> What this task involves:
Extract every entry word for word.

====== Task inputs

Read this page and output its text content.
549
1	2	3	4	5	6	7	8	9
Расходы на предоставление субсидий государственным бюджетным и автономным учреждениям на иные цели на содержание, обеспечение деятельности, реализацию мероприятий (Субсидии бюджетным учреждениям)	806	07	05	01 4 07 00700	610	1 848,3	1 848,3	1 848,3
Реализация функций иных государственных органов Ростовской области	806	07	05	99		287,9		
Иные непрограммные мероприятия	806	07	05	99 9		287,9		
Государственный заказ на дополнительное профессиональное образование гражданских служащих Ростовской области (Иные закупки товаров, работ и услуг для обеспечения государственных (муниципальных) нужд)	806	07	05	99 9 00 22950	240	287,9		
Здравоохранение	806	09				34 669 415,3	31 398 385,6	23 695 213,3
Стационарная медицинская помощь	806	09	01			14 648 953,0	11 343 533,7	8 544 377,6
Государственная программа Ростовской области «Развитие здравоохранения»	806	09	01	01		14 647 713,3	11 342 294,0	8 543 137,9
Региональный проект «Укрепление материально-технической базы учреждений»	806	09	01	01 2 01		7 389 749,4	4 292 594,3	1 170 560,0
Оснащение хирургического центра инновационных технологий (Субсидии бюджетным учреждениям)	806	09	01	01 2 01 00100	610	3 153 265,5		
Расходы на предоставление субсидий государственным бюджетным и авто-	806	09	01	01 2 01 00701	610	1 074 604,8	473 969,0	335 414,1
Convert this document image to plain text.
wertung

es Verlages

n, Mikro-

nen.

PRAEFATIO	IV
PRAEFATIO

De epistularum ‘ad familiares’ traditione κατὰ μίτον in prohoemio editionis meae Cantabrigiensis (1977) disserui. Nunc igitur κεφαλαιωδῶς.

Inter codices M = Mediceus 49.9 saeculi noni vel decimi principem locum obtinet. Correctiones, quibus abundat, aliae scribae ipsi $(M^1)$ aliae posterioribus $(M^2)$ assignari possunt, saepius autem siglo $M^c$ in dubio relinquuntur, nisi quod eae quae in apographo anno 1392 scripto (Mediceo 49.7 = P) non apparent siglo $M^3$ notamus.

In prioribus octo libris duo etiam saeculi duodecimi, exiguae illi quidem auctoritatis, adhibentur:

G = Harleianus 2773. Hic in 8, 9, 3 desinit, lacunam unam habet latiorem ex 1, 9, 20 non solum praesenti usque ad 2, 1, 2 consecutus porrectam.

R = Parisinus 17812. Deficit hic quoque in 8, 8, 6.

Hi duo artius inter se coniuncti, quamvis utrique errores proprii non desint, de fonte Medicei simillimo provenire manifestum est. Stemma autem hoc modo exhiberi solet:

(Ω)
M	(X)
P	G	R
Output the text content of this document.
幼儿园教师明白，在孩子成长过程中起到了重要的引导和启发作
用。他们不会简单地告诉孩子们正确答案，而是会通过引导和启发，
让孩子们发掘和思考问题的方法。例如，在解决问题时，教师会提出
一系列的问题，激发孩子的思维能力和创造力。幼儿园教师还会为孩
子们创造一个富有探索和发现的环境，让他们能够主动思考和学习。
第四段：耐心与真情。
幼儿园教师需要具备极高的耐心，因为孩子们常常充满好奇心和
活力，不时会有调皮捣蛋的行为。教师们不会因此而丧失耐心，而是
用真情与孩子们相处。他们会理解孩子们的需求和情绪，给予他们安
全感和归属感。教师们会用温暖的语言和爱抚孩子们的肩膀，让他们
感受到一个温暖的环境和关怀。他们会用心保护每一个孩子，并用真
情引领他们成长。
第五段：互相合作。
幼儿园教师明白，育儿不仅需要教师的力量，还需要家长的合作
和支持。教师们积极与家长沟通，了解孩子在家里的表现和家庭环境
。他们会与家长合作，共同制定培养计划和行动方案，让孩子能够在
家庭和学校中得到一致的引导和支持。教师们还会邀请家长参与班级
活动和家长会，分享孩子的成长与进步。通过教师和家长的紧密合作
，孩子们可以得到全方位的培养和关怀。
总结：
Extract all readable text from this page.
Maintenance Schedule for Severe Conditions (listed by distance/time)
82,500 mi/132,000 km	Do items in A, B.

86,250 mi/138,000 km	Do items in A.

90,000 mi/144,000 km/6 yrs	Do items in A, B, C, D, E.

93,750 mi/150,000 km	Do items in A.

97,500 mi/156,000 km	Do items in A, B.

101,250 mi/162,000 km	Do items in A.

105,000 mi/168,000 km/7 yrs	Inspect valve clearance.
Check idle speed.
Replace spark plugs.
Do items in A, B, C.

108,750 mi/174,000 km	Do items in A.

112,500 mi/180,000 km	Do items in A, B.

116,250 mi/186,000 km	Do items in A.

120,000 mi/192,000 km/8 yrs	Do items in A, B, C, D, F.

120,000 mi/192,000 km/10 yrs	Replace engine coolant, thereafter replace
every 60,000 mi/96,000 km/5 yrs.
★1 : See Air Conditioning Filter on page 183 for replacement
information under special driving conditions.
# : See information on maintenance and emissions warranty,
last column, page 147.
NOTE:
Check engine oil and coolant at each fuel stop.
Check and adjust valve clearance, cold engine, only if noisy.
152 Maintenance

============

> The completed task:
Read this page and output its text content.
549
1	2	3	4	5	6	7	8	9
Расходы на предоставление субсидий государственным бюджетным и автономным учреждениям на иные цели на содержание, обеспечение деятельности, реализацию мероприятий (Субсидии бюджетным учреждениям)	806	07	05	01 4 07 00700	610	1 848,3	1 848,3	1 848,3
Реализация функций иных государственных органов Ростовской области	806	07	05	99		287,9		
Иные непрограммные мероприятия	806	07	05	99 9		287,9		
Государственный заказ на дополнительное профессиональное образование гражданских служащих Ростовской области (Иные закупки товаров, работ и услуг для обеспечения государственных (муниципальных) нужд)	806	07	05	99 9 00 22950	240	287,9		
Здравоохранение	806	09				34 669 415,3	31 398 385,6	23 695 213,3
Стационарная медицинская помощь	806	09	01			14 648 953,0	11 343 533,7	8 544 377,6
Государственная программа Ростовской области «Развитие здравоохранения»	806	09	01	01		14 647 713,3	11 342 294,0	8 543 137,9
Региональный проект «Укрепление материально-технической базы учреждений»	806	09	01	01 2 01		7 389 749,4	4 292 594,3	1 170 560,0
Оснащение хирургического центра инновационных технологий (Субсидии бюджетным учреждениям)	806	09	01	01 2 01 00100	610	3 153 265,5		
Расходы на предоставление субсидий государственным бюджетным и авто-	806	09	01	01 2 01 00701	610	1 074 604,8	473 969,0	335 414,1
Convert this document image to plain text.
wertung

es Verlages

n, Mikro-

nen.

PRAEFATIO	IV
PRAEFATIO

De epistularum ‘ad familiares’ traditione κατὰ μίτον in prohoemio editionis meae Cantabrigiensis (1977) disserui. Nunc igitur κεφαλαιωδῶς.

Inter codices M = Mediceus 49.9 saeculi noni vel decimi principem locum obtinet. Correctiones, quibus abundat, aliae scribae ipsi $(M^1)$ aliae posterioribus $(M^2)$ assignari possunt, saepius autem siglo $M^c$ in dubio relinquuntur, nisi quod eae quae in apographo anno 1392 scripto (Mediceo 49.7 = P) non apparent siglo $M^3$ notamus.

In prioribus octo libris duo etiam saeculi duodecimi, exiguae illi quidem auctoritatis, adhibentur:

G = Harleianus 2773. Hic in 8, 9, 3 desinit, lacunam unam habet latiorem ex 1, 9, 20 non solum praesenti usque ad 2, 1, 2 consecutus porrectam.

R = Parisinus 17812. Deficit hic quoque in 8, 8, 6.

Hi duo artius inter se coniuncti, quamvis utrique errores proprii non desint, de fonte Medicei simillimo provenire manifestum est. Stemma autem hoc modo exhiberi solet:

(Ω)
M	(X)
P	G	R
Output the text content of this document.
幼儿园教师明白，在孩子成长过程中起到了重要的引导和启发作
用。他们不会简单地告诉孩子们正确答案，而是会通过引导和启发，
让孩子们发掘和思考问题的方法。例如，在解决问题时，教师会提出
一系列的问题，激发孩子的思维能力和创造力。幼儿园教师还会为孩
子们创造一个富有探索和发现的环境，让他们能够主动思考和学习。
第四段：耐心与真情。
幼儿园教师需要具备极高的耐心，因为孩子们常常充满好奇心和
活力，不时会有调皮捣蛋的行为。教师们不会因此而丧失耐心，而是
用真情与孩子们相处。他们会理解孩子们的需求和情绪，给予他们安
全感和归属感。教师们会用温暖的语言和爱抚孩子们的肩膀，让他们
感受到一个温暖的环境和关怀。他们会用心保护每一个孩子，并用真
情引领他们成长。
第五段：互相合作。
幼儿园教师明白，育儿不仅需要教师的力量，还需要家长的合作
和支持。教师们积极与家长沟通，了解孩子在家里的表现和家庭环境
。他们会与家长合作，共同制定培养计划和行动方案，让孩子能够在
家庭和学校中得到一致的引导和支持。教师们还会邀请家长参与班级
活动和家长会，分享孩子的成长与进步。通过教师和家长的紧密合作
，孩子们可以得到全方位的培养和关怀。
总结：
Extract all readable text from this page.
Maintenance Schedule for Severe Conditions (listed by distance/time)
82,500 mi/132,000 km	Do items in A, B.

86,250 mi/138,000 km	Do items in A.

90,000 mi/144,000 km/6 yrs	Do items in A, B, C, D, E.

93,750 mi/150,000 km	Do items in A.

97,500 mi/156,000 km	Do items in A, B.

101,250 mi/162,000 km	Do items in A.

105,000 mi/168,000 km/7 yrs	Inspect valve clearance.
Check idle speed.
Replace spark plugs.
Do items in A, B, C.

108,750 mi/174,000 km	Do items in A.

112,500 mi/180,000 km	Do items in A, B.

116,250 mi/186,000 km	Do items in A.

120,000 mi/192,000 km/8 yrs	Do items in A, B, C, D, F.

120,000 mi/192,000 km/10 yrs	Replace engine coolant, thereafter replace
every 60,000 mi/96,000 km/5 yrs.
★1 : See Air Conditioning Filter on page 183 for replacement
information under special driving conditions.
# : See information on maintenance and emissions warranty,
last column, page 147.
NOTE:
Check engine oil and coolant at each fuel stop.
Check and adjust valve clearance, cold engine, only if noisy.
152 Maintenance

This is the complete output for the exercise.